Stored items from a collection:

######

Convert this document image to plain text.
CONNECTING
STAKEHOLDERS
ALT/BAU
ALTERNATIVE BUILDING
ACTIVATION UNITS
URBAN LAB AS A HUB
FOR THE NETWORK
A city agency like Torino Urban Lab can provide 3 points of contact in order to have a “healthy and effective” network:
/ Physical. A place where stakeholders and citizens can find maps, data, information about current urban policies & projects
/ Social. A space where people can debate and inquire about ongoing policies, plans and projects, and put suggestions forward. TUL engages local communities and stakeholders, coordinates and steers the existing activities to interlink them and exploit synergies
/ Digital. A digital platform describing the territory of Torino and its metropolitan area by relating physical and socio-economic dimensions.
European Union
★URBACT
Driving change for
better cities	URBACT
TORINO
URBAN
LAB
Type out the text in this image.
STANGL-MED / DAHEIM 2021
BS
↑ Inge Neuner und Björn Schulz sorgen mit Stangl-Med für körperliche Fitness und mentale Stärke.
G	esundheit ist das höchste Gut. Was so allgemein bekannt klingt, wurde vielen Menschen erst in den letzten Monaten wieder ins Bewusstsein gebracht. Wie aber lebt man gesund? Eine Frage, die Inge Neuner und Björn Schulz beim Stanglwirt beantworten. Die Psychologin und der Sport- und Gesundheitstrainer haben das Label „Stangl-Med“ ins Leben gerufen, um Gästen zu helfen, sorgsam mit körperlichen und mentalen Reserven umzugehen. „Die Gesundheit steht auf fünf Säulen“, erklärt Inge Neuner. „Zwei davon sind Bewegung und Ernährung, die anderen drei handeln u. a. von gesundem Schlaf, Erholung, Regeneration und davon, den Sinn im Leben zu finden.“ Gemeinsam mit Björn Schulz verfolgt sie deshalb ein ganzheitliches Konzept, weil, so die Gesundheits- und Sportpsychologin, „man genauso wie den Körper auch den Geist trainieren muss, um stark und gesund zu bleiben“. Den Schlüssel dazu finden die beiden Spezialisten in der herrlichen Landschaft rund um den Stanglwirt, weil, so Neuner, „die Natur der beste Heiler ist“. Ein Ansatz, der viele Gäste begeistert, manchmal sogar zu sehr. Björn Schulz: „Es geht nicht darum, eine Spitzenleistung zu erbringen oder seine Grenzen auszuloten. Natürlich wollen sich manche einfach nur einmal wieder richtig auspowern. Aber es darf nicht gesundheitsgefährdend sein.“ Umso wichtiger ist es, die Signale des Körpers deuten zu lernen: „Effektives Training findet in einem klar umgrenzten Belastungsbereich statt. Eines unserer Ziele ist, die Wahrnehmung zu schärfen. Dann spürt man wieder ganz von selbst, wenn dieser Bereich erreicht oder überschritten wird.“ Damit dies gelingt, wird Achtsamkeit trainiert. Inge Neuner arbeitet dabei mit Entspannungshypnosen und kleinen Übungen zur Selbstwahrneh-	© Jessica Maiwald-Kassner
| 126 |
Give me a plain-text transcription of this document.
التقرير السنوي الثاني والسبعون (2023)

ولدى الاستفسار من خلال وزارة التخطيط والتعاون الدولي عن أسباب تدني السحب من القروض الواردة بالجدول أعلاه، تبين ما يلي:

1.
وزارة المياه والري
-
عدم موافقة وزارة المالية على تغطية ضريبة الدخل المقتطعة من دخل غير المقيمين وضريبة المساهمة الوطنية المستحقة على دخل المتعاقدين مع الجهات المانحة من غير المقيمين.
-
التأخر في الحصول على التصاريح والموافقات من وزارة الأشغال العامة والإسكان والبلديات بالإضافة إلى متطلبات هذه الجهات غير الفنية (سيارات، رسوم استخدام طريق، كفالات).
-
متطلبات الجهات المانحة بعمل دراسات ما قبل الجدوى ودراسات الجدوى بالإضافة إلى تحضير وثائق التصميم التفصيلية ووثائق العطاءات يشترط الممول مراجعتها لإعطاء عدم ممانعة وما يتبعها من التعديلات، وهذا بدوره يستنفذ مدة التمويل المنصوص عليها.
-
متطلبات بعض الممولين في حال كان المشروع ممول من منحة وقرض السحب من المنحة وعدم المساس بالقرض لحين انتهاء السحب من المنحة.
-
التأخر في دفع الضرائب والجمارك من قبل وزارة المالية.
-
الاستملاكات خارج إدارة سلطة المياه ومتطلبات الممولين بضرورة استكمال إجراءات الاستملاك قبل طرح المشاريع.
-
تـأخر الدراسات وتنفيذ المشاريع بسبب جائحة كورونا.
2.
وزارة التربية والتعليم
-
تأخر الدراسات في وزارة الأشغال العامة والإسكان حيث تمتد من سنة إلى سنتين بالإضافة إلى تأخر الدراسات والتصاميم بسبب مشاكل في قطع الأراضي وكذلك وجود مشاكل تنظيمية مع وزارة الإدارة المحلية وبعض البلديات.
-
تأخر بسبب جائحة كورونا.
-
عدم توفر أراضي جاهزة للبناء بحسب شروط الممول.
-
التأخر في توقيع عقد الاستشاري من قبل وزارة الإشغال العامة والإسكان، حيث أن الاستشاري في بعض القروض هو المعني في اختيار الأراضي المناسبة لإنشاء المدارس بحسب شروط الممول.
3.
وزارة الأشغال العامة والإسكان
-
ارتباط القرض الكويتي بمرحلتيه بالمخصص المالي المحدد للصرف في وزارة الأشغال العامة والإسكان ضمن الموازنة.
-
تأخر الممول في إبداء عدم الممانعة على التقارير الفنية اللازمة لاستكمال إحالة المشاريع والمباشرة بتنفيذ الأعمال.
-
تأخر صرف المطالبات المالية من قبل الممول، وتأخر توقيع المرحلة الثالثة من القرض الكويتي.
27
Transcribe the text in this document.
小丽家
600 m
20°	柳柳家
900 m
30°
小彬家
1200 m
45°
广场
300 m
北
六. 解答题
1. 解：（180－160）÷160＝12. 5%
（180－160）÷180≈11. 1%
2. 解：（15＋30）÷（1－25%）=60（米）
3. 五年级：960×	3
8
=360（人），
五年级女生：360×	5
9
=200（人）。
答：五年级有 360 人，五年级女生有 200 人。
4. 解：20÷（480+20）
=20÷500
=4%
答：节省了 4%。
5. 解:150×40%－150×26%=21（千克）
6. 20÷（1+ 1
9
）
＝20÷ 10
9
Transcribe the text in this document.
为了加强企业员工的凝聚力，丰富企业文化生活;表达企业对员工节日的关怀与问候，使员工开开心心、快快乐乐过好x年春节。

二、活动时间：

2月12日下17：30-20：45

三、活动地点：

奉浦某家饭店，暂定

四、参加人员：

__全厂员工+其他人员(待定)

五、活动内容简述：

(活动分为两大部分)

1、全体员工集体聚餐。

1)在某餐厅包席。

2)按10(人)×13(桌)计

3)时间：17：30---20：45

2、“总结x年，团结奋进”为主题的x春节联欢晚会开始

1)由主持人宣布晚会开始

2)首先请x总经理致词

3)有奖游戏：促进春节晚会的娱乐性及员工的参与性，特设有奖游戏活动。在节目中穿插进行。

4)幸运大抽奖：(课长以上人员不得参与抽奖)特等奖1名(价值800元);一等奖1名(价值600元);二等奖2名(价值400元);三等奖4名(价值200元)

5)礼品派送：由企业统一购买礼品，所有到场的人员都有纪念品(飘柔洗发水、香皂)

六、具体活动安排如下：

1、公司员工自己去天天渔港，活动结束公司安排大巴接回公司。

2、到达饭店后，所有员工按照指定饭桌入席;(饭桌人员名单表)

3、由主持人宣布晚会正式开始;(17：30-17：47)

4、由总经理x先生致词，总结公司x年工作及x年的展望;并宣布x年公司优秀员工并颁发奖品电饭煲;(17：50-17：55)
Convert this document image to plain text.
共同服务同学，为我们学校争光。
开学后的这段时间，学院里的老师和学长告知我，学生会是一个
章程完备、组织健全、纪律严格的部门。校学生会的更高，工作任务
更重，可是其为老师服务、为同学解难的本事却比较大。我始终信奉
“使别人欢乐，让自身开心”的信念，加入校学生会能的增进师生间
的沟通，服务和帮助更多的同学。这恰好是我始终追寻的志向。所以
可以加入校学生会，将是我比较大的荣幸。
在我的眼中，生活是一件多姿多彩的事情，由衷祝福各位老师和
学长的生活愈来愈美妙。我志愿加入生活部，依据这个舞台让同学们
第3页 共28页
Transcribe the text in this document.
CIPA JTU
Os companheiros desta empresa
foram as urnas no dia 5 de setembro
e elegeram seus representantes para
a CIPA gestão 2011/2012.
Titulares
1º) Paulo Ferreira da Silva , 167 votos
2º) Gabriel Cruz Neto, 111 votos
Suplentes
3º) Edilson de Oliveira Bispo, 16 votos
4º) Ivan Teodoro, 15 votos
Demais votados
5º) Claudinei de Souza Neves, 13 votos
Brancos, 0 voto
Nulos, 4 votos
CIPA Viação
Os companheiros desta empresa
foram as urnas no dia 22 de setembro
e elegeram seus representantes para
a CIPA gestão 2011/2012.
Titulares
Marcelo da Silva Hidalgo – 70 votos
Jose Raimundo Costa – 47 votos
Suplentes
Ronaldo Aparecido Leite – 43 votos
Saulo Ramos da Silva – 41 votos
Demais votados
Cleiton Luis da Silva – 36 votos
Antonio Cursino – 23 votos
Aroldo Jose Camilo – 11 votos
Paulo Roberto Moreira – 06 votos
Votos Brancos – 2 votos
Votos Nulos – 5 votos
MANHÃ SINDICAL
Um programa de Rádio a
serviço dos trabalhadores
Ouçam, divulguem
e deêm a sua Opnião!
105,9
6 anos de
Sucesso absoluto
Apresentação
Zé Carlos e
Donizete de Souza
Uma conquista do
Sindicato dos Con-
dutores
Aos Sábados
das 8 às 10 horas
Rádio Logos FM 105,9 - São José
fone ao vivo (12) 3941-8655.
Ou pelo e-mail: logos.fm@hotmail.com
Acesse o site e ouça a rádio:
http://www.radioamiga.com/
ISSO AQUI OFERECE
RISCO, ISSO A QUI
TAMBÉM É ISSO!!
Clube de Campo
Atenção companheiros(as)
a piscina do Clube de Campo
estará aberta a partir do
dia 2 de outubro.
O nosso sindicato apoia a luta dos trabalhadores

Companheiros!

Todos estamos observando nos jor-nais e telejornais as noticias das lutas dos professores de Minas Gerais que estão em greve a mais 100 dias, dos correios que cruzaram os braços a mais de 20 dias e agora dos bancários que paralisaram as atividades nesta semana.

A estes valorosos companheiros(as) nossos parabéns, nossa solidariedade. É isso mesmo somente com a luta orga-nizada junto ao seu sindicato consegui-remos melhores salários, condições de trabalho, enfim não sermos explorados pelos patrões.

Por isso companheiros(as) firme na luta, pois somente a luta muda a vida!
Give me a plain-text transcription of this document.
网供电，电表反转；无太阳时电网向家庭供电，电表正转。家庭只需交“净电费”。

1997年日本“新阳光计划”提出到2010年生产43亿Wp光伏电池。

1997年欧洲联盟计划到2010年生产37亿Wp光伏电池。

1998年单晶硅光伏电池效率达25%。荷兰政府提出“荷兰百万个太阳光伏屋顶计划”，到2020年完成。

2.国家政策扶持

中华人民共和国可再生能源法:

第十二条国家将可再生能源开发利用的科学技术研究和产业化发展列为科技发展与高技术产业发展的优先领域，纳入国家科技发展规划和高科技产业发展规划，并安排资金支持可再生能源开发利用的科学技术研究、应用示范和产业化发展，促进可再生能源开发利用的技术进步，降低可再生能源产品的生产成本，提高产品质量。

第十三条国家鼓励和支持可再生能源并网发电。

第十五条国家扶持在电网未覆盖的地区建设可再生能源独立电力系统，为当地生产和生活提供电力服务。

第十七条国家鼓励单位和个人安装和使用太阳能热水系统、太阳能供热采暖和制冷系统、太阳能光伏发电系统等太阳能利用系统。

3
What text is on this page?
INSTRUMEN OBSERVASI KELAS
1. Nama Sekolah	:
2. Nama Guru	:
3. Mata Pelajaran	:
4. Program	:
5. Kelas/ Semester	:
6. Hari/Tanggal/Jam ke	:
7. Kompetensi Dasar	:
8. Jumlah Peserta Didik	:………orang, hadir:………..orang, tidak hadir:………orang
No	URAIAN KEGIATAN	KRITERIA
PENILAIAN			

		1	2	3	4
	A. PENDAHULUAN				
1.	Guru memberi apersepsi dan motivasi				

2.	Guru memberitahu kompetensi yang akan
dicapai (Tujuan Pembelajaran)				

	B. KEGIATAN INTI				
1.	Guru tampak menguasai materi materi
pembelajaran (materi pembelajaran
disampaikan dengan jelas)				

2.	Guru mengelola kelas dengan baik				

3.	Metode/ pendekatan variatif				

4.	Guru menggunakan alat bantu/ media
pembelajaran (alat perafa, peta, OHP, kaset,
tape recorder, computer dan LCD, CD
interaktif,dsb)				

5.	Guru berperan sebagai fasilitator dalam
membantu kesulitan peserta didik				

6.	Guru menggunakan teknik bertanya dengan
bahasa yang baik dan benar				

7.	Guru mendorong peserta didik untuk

######

Written instruction> Report how many lines above hold the string "Guru", giving nothing but the number.

Full response> 9